Extract every line of the data below and reproduce each one verbatim, in its original order.

• • • • •

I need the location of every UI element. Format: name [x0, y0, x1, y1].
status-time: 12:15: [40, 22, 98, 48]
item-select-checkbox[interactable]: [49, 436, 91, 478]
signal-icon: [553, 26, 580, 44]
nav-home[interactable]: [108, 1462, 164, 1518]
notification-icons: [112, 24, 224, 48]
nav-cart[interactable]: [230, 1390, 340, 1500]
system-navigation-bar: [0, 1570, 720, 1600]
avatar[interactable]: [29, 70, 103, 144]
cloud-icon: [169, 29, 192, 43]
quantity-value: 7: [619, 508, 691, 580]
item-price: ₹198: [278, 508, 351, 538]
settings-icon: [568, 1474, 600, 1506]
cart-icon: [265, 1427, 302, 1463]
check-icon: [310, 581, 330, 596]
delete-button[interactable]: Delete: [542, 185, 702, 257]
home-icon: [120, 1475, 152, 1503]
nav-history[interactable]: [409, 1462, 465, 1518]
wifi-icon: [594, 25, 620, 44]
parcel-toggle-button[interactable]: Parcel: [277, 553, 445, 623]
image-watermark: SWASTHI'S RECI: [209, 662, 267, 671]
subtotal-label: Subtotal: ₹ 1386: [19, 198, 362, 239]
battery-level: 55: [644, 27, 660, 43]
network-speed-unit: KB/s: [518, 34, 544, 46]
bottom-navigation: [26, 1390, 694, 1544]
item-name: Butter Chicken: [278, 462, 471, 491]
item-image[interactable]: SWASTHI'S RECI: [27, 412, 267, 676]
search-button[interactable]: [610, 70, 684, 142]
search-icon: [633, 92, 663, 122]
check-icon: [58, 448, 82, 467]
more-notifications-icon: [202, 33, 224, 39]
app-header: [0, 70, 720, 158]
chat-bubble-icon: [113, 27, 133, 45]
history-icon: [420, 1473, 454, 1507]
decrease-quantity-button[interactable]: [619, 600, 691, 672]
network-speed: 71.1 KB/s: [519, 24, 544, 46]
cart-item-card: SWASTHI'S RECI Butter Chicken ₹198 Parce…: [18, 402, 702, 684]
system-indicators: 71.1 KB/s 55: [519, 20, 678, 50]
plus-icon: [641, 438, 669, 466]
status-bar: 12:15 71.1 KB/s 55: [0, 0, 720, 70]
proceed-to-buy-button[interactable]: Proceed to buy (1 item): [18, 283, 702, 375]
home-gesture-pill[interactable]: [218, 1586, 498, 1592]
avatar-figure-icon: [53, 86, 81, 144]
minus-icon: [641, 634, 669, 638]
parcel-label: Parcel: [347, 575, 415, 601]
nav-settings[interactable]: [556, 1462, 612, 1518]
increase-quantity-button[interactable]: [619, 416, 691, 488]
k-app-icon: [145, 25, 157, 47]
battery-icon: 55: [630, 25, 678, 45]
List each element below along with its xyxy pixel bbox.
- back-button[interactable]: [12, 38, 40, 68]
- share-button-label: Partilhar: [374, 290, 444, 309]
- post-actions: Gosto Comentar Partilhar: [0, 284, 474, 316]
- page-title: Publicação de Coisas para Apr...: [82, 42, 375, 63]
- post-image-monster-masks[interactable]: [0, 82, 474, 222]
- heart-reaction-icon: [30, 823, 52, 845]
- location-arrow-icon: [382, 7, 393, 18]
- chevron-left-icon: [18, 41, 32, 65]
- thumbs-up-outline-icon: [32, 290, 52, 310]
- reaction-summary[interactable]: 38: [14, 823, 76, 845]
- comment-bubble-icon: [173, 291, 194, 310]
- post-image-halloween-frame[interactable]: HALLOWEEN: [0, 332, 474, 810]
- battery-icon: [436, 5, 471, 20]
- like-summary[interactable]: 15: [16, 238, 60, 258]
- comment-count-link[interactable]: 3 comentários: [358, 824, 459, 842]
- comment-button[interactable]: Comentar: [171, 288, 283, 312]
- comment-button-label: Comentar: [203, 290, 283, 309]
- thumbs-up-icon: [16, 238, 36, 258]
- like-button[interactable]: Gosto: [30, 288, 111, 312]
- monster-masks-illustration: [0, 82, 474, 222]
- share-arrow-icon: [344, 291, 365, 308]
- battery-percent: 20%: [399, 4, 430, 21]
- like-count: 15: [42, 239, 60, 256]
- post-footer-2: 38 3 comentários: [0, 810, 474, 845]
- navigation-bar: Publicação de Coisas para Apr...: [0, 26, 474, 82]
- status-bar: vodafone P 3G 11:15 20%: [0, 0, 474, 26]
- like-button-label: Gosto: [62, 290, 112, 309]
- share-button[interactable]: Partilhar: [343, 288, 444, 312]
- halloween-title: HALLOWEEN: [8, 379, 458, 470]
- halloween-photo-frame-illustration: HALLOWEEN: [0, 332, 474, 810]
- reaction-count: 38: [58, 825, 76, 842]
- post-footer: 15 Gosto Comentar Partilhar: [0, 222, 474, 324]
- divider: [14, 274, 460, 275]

• • • • •

• [THE SOLUTION]:
I need the location of every UI element. Format: name [x0, y0, x1, y1].
status-time: 12:15: [40, 22, 98, 48]
item-select-checkbox[interactable]: [49, 436, 91, 478]
signal-icon: [553, 26, 580, 44]
nav-home[interactable]: [108, 1462, 164, 1518]
notification-icons: [112, 24, 224, 48]
nav-cart[interactable]: [230, 1390, 340, 1500]
system-navigation-bar: [0, 1570, 720, 1600]
avatar[interactable]: [29, 70, 103, 144]
cloud-icon: [169, 29, 192, 43]
quantity-value: 7: [619, 508, 691, 580]
item-price: ₹198: [278, 508, 351, 538]
settings-icon: [568, 1474, 600, 1506]
cart-icon: [265, 1427, 302, 1463]
check-icon: [310, 581, 330, 596]
delete-button[interactable]: Delete: [542, 185, 702, 257]
home-icon: [120, 1475, 152, 1503]
nav-history[interactable]: [409, 1462, 465, 1518]
wifi-icon: [594, 25, 620, 44]
parcel-toggle-button[interactable]: Parcel: [277, 553, 445, 623]
image-watermark: SWASTHI'S RECI: [209, 662, 267, 671]
subtotal-label: Subtotal: ₹ 1386: [19, 198, 362, 239]
battery-level: 55: [644, 27, 660, 43]
network-speed-unit: KB/s: [518, 34, 544, 46]
bottom-navigation: [26, 1390, 694, 1544]
item-name: Butter Chicken: [278, 462, 471, 491]
item-image[interactable]: SWASTHI'S RECI: [27, 412, 267, 676]
search-button[interactable]: [610, 70, 684, 142]
search-icon: [633, 92, 663, 122]
check-icon: [58, 448, 82, 467]
more-notifications-icon: [202, 33, 224, 39]
app-header: [0, 70, 720, 158]
chat-bubble-icon: [113, 27, 133, 45]
history-icon: [420, 1473, 454, 1507]
decrease-quantity-button[interactable]: [619, 600, 691, 672]
network-speed: 71.1 KB/s: [519, 24, 544, 46]
cart-item-card: SWASTHI'S RECI Butter Chicken ₹198 Parce…: [18, 402, 702, 684]
system-indicators: 71.1 KB/s 55: [519, 20, 678, 50]
plus-icon: [641, 438, 669, 466]
status-bar: 12:15 71.1 KB/s 55: [0, 0, 720, 70]
proceed-to-buy-button[interactable]: Proceed to buy (1 item): [18, 283, 702, 375]
home-gesture-pill[interactable]: [218, 1586, 498, 1592]
avatar-figure-icon: [53, 86, 81, 144]
minus-icon: [641, 634, 669, 638]
parcel-label: Parcel: [347, 575, 415, 601]
nav-settings[interactable]: [556, 1462, 612, 1518]
increase-quantity-button[interactable]: [619, 416, 691, 488]
k-app-icon: [145, 25, 157, 47]
battery-icon: 55: [630, 25, 678, 45]
List each element below along with its xyxy pixel bbox.
- back-button[interactable]: [12, 38, 40, 68]
- share-button-label: Partilhar: [374, 290, 444, 309]
- post-actions: Gosto Comentar Partilhar: [0, 284, 474, 316]
- page-title: Publicação de Coisas para Apr...: [82, 42, 375, 63]
- post-image-monster-masks[interactable]: [0, 82, 474, 222]
- heart-reaction-icon: [30, 823, 52, 845]
- location-arrow-icon: [382, 7, 393, 18]
- chevron-left-icon: [18, 41, 32, 65]
- thumbs-up-outline-icon: [32, 290, 52, 310]
- reaction-summary[interactable]: 38: [14, 823, 76, 845]
- comment-bubble-icon: [173, 291, 194, 310]
- post-image-halloween-frame[interactable]: HALLOWEEN: [0, 332, 474, 810]
- battery-icon: [436, 5, 471, 20]
- like-summary[interactable]: 15: [16, 238, 60, 258]
- comment-count-link[interactable]: 3 comentários: [358, 824, 459, 842]
- comment-button[interactable]: Comentar: [171, 288, 283, 312]
- comment-button-label: Comentar: [203, 290, 283, 309]
- thumbs-up-icon: [16, 238, 36, 258]
- like-button[interactable]: Gosto: [30, 288, 111, 312]
- monster-masks-illustration: [0, 82, 474, 222]
- share-arrow-icon: [344, 291, 365, 308]
- battery-percent: 20%: [399, 4, 430, 21]
- like-count: 15: [42, 239, 60, 256]
- post-footer-2: 38 3 comentários: [0, 810, 474, 845]
- navigation-bar: Publicação de Coisas para Apr...: [0, 26, 474, 82]
- status-bar: vodafone P 3G 11:15 20%: [0, 0, 474, 26]
- like-button-label: Gosto: [62, 290, 112, 309]
- share-button[interactable]: Partilhar: [343, 288, 444, 312]
- halloween-title: HALLOWEEN: [8, 379, 458, 470]
- halloween-photo-frame-illustration: HALLOWEEN: [0, 332, 474, 810]
- reaction-count: 38: [58, 825, 76, 842]
- post-footer: 15 Gosto Comentar Partilhar: [0, 222, 474, 324]
- divider: [14, 274, 460, 275]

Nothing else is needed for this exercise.